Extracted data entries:
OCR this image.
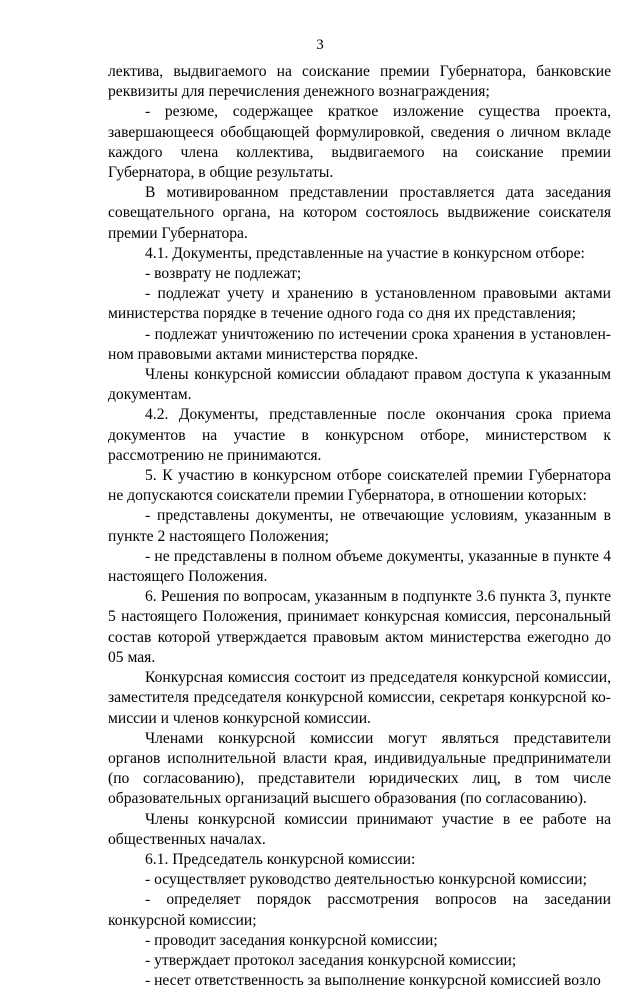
3

лектива, выдвигаемого на соискание премии Губернатора, банковские реквизиты для перечисления денежного вознаграждения;

- резюме, содержащее краткое изложение существа проекта, завершающееся обобщающей формулировкой, сведения о личном вкладе каждого члена коллектива, выдвигаемого на соискание премии Губернатора, в общие результаты.

В мотивированном представлении проставляется дата заседания совещательного органа, на котором состоялось выдвижение соискателя премии Губернатора.

4.1. Документы, представленные на участие в конкурсном отборе:

- возврату не подлежат;

- подлежат учету и хранению в установленном правовыми актами министерства порядке в течение одного года со дня их представления;

- подлежат уничтожению по истечении срока хранения в установленном правовыми актами министерства порядке.

Члены конкурсной комиссии обладают правом доступа к указанным документам.

4.2. Документы, представленные после окончания срока приема документов на участие в конкурсном отборе, министерством к рассмотрению не принимаются.

5. К участию в конкурсном отборе соискателей премии Губернатора не допускаются соискатели премии Губернатора, в отношении которых:

- представлены документы, не отвечающие условиям, указанным в пункте 2 настоящего Положения;

- не представлены в полном объеме документы, указанные в пункте 4 настоящего Положения.

6. Решения по вопросам, указанным в подпункте 3.6 пункта 3, пункте 5 настоящего Положения, принимает конкурсная комиссия, персональный состав которой утверждается правовым актом министерства ежегодно до 05 мая.

Конкурсная комиссия состоит из председателя конкурсной комиссии, заместителя председателя конкурсной комиссии, секретаря конкурсной комиссии и членов конкурсной комиссии.

Членами конкурсной комиссии могут являться представители органов исполнительной власти края, индивидуальные предприниматели (по согласованию), представители юридических лиц, в том числе образовательных организаций высшего образования (по согласованию).

Члены конкурсной комиссии принимают участие в ее работе на общественных началах.

6.1. Председатель конкурсной комиссии:

- осуществляет руководство деятельностью конкурсной комиссии;

- определяет порядок рассмотрения вопросов на заседании конкурсной комиссии;

- проводит заседания конкурсной комиссии;

- утверждает протокол заседания конкурсной комиссии;

- несет ответственность за выполнение конкурсной комиссией возло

## [Work to do]
Your job is to transcribe the entries above exactly; skip the pictures.

## [Expected answer]
OCR this image.
3

лектива, выдвигаемого на соискание премии Губернатора, банковские реквизиты для перечисления денежного вознаграждения;

- резюме, содержащее краткое изложение существа проекта, завершающееся обобщающей формулировкой, сведения о личном вкладе каждого члена коллектива, выдвигаемого на соискание премии Губернатора, в общие результаты.

В мотивированном представлении проставляется дата заседания совещательного органа, на котором состоялось выдвижение соискателя премии Губернатора.

4.1. Документы, представленные на участие в конкурсном отборе:

- возврату не подлежат;

- подлежат учету и хранению в установленном правовыми актами министерства порядке в течение одного года со дня их представления;

- подлежат уничтожению по истечении срока хранения в установленном правовыми актами министерства порядке.

Члены конкурсной комиссии обладают правом доступа к указанным документам.

4.2. Документы, представленные после окончания срока приема документов на участие в конкурсном отборе, министерством к рассмотрению не принимаются.

5. К участию в конкурсном отборе соискателей премии Губернатора не допускаются соискатели премии Губернатора, в отношении которых:

- представлены документы, не отвечающие условиям, указанным в пункте 2 настоящего Положения;

- не представлены в полном объеме документы, указанные в пункте 4 настоящего Положения.

6. Решения по вопросам, указанным в подпункте 3.6 пункта 3, пункте 5 настоящего Положения, принимает конкурсная комиссия, персональный состав которой утверждается правовым актом министерства ежегодно до 05 мая.

Конкурсная комиссия состоит из председателя конкурсной комиссии, заместителя председателя конкурсной комиссии, секретаря конкурсной комиссии и членов конкурсной комиссии.

Членами конкурсной комиссии могут являться представители органов исполнительной власти края, индивидуальные предприниматели (по согласованию), представители юридических лиц, в том числе образовательных организаций высшего образования (по согласованию).

Члены конкурсной комиссии принимают участие в ее работе на общественных началах.

6.1. Председатель конкурсной комиссии:

- осуществляет руководство деятельностью конкурсной комиссии;

- определяет порядок рассмотрения вопросов на заседании конкурсной комиссии;

- проводит заседания конкурсной комиссии;

- утверждает протокол заседания конкурсной комиссии;

- несет ответственность за выполнение конкурсной комиссией возло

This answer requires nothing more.